Exercise details:
Collect every line below that contains the word "нету".

Collected data:
┏━━

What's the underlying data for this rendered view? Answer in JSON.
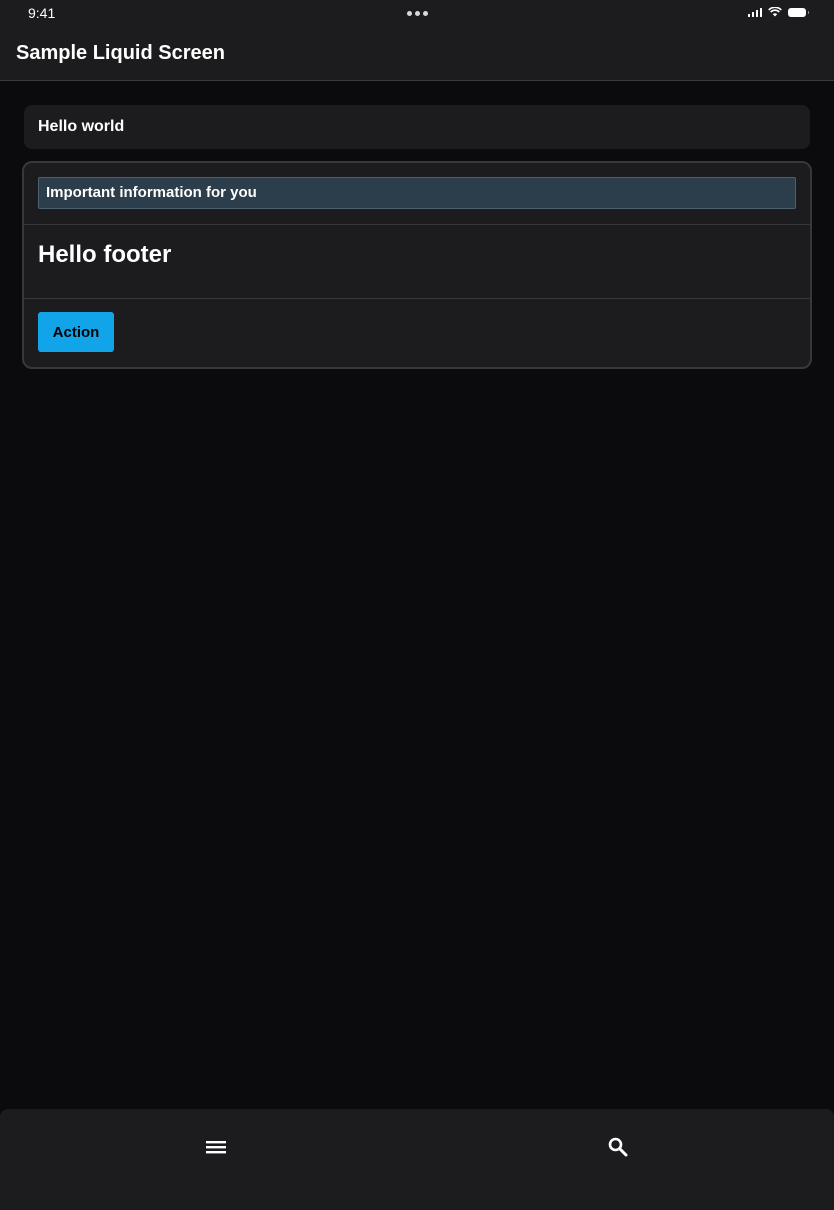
{
  "status_bar": {
    "time": "9:41",
    "icons": [
      "signal-icon",
      "wifi-icon",
      "battery-icon"
    ]
  },
  "header": {
    "title": "Sample Liquid Screen"
  },
  "main": {
    "hello_card": {
      "text": "Hello world"
    },
    "info_card": {
      "banner_text": "Important information for you",
      "footer_heading": "Hello footer",
      "action_label": "Action"
    }
  },
  "bottom_bar": {
    "icons": [
      "menu-icon",
      "search-icon"
    ]
  },
  "colors": {
    "background": "#0b0b0d",
    "surface": "#1c1c1e",
    "border": "#38383a",
    "banner_bg": "#2c3e4c",
    "accent": "#12a4e8"
  }
}
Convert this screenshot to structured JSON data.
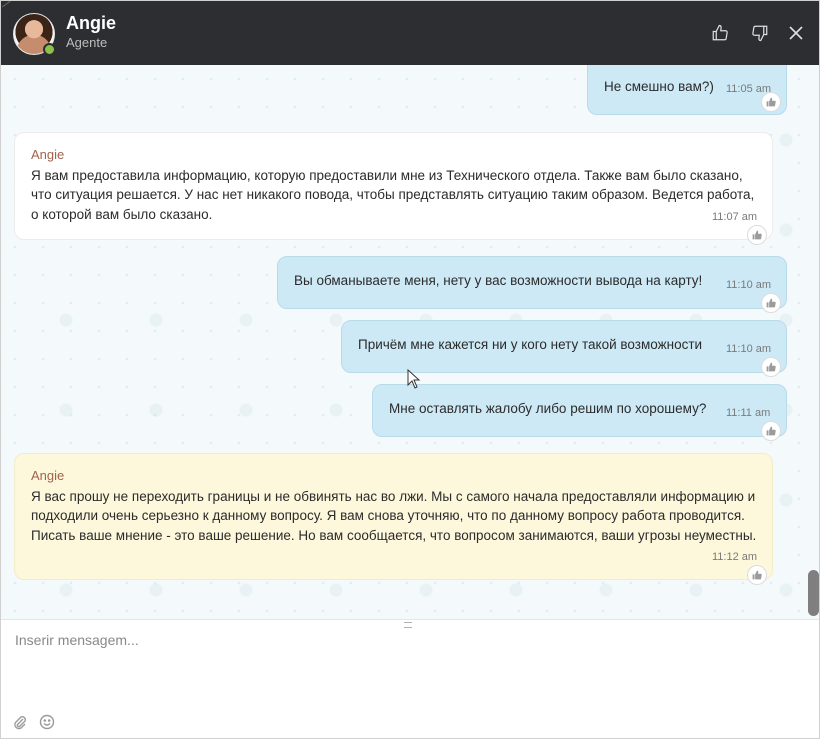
{
  "header": {
    "agent_name": "Angie",
    "agent_role": "Agente",
    "status_color": "#8bc34a",
    "icons": [
      "thumbs-up-icon",
      "thumbs-down-icon",
      "close-icon"
    ]
  },
  "messages": [
    {
      "direction": "out",
      "text": "Не смешно вам?)",
      "time": "11:05 am"
    },
    {
      "direction": "in",
      "sender": "Angie",
      "text": "Я вам предоставила информацию, которую предоставили мне из Технического отдела. Также вам было сказано, что ситуация решается. У  нас нет никакого повода, чтобы представлять ситуацию таким образом. Ведется работа, о которой вам было сказано.",
      "time": "11:07 am"
    },
    {
      "direction": "out",
      "text": "Вы обманываете меня, нету у вас возможности вывода на карту!",
      "time": "11:10 am"
    },
    {
      "direction": "out",
      "text": "Причём мне кажется ни у кого нету такой возможности",
      "time": "11:10 am"
    },
    {
      "direction": "out",
      "text": "Мне оставлять жалобу либо решим по хорошему?",
      "time": "11:11 am"
    },
    {
      "direction": "in",
      "sender": "Angie",
      "text": "Я вас прошу не переходить границы и не обвинять нас во лжи. Мы с самого начала предоставляли информацию и подходили очень серьезно к данному вопросу. Я вам снова уточняю, что по данному вопросу работа проводится. Писать ваше мнение - это ваше решение. Но вам сообщается, что вопросом занимаются, ваши угрозы неуместны.",
      "time": "11:12 am"
    }
  ],
  "composer": {
    "placeholder": "Inserir mensagem...",
    "value": "",
    "icons": [
      "paperclip-icon",
      "emoji-icon"
    ]
  },
  "colors": {
    "header_bg": "#2c2e31",
    "outgoing_bubble": "#cde9f6",
    "incoming_bubble": "#ffffff",
    "highlighted_bubble": "#fdf7dc",
    "sender_name": "#a1634b"
  }
}
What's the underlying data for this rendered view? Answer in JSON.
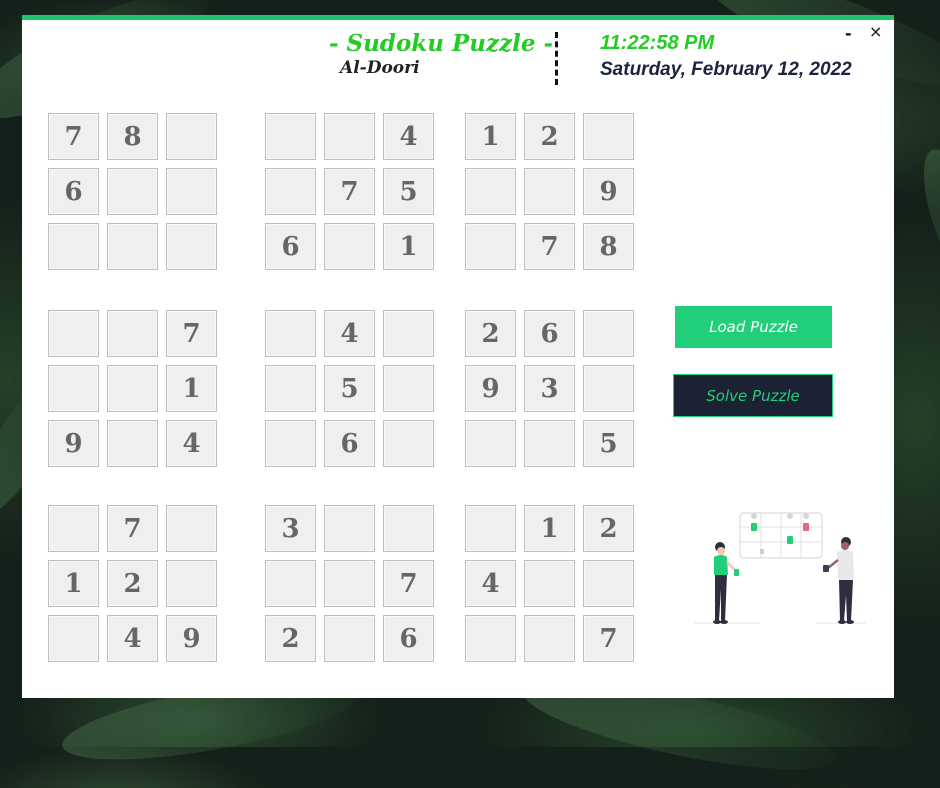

┗━━

Solution for this problem:
      "text": "Вы обманываете меня, нету у вас возможности вывода на карту!",
      "text": "Причём мне кажется ни у кого нету такой возможности",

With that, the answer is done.